[INSTRUCTIONS TO FOLLOW] Check every line of the entries for "tomada", and copy the lines that hold it.
──────────────────────────────
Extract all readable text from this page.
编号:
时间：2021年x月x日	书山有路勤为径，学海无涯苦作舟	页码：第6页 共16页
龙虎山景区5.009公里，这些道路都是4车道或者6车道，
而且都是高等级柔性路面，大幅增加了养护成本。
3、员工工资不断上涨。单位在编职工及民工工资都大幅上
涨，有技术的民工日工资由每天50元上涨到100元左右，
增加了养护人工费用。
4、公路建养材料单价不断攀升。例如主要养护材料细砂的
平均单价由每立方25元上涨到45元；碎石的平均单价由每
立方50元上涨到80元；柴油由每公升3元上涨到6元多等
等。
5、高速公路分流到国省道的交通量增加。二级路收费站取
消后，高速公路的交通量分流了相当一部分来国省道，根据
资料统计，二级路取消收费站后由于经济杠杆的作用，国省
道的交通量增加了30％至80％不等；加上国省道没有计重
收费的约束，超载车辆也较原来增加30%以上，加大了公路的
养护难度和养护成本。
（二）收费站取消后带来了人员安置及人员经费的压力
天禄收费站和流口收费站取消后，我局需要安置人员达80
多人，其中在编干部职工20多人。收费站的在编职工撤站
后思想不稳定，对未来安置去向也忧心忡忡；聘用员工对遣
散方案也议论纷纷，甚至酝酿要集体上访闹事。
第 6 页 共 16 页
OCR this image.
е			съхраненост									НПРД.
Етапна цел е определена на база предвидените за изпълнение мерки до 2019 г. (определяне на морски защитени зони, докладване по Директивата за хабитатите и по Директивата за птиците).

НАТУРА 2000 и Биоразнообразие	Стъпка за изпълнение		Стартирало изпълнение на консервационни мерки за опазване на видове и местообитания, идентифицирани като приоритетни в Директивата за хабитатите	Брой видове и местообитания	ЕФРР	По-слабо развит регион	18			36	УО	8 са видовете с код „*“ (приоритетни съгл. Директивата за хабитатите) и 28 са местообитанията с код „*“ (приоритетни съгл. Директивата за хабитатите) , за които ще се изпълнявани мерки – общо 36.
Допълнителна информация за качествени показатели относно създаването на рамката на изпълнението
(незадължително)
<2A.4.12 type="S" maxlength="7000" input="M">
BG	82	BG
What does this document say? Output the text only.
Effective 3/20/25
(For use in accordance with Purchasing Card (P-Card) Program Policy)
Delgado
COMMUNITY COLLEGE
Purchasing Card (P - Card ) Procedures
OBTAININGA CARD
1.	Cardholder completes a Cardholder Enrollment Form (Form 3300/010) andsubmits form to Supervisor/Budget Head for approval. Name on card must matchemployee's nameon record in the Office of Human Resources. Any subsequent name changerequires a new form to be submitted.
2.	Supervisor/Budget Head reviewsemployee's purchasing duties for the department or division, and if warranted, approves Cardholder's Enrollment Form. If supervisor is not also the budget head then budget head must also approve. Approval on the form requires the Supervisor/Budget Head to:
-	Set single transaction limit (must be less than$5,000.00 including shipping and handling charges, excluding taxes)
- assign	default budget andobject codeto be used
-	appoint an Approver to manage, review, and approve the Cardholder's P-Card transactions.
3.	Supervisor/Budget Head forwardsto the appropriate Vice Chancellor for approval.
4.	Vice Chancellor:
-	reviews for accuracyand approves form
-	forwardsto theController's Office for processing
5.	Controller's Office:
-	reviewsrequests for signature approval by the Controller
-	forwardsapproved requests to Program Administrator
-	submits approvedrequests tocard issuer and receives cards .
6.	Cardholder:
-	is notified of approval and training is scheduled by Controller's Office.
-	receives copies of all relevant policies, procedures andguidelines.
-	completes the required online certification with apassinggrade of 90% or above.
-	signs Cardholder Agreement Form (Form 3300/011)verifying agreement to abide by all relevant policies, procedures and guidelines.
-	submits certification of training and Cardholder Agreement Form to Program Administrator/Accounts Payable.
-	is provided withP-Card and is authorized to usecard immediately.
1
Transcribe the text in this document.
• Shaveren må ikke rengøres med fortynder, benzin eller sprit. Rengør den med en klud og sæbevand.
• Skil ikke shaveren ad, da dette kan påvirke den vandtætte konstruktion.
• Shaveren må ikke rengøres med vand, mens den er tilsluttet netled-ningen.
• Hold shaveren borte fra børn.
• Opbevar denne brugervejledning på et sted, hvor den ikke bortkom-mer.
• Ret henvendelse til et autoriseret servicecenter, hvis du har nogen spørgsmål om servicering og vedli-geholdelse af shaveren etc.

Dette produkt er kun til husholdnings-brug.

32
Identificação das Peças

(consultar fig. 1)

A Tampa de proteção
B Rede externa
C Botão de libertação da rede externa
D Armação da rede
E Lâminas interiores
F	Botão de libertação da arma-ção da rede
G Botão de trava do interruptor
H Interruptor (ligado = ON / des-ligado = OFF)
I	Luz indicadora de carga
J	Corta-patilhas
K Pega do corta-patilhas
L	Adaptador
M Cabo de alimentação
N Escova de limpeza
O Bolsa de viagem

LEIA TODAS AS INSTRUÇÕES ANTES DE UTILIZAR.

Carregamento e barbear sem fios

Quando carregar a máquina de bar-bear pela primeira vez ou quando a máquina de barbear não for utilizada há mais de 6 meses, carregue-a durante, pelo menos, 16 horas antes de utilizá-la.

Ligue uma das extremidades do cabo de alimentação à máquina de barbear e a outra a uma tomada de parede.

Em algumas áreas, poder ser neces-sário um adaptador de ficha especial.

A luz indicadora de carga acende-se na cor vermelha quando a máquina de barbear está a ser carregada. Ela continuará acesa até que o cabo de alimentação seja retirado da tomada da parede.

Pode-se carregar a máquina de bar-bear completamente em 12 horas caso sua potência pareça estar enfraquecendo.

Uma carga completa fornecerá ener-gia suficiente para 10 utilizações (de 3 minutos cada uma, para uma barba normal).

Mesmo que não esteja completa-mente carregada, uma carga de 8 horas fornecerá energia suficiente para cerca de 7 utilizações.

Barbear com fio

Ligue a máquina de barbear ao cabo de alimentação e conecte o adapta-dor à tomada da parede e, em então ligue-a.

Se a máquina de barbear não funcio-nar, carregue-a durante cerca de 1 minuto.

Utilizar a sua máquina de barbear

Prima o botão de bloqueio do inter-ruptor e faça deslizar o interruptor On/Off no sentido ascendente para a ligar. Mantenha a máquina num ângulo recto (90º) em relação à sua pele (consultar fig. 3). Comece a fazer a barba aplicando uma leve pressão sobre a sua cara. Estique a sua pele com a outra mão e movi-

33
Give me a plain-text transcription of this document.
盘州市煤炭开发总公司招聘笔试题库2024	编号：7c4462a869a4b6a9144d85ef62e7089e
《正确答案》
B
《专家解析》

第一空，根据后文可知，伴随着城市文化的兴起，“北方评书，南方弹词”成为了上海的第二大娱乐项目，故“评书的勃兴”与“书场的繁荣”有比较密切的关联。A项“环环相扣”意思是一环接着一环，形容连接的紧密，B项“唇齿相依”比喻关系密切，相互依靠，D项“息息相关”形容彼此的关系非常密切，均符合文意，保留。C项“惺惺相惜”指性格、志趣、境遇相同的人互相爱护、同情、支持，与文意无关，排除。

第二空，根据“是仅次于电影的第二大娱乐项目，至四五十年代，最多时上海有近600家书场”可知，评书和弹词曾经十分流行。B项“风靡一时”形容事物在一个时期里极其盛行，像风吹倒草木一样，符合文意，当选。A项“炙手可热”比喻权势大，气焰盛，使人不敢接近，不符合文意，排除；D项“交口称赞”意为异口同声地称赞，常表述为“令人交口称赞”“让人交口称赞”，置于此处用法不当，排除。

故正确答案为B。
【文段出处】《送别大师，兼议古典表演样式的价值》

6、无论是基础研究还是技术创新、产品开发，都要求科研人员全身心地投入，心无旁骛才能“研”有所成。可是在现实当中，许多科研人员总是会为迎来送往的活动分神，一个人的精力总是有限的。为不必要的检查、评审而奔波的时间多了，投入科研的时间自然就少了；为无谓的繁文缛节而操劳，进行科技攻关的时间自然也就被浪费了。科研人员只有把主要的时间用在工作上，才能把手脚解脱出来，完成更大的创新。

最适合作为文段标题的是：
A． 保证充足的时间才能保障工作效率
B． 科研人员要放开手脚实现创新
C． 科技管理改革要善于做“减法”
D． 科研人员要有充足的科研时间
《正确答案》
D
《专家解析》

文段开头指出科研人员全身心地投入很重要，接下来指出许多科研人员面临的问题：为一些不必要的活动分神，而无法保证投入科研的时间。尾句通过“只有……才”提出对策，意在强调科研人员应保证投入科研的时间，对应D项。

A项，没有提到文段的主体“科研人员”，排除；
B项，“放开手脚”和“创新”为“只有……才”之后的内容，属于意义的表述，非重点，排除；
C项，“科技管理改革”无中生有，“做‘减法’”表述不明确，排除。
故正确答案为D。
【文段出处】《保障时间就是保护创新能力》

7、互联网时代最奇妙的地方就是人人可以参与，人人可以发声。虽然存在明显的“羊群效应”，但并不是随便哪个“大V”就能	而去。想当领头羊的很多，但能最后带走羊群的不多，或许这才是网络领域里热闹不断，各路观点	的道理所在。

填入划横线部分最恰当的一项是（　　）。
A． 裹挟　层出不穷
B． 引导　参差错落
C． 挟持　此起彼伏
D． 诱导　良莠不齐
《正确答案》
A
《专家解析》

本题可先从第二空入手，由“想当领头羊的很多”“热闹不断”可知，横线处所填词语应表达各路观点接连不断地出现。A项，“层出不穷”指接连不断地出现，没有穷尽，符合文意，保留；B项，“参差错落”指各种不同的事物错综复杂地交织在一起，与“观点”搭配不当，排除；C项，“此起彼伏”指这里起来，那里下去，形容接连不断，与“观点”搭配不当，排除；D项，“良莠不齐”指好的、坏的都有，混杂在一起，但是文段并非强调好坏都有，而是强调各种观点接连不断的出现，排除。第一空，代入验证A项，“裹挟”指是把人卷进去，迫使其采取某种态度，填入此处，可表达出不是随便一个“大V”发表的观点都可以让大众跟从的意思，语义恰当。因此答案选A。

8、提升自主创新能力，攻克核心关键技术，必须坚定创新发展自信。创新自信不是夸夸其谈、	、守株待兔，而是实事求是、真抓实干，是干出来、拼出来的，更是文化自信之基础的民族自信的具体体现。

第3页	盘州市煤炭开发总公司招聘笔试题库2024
──────────────────────────────
[RESPONSE]
Ligue uma das extremidades do cabo de alimentação à máquina de barbear e a outra a uma tomada de parede.
A luz indicadora de carga acende-se na cor vermelha quando a máquina de barbear está a ser carregada. Ela continuará acesa até que o cabo de alimentação seja retirado da tomada da parede.
Ligue a máquina de barbear ao cabo de alimentação e conecte o adapta-dor à tomada da parede e, em então ligue-a.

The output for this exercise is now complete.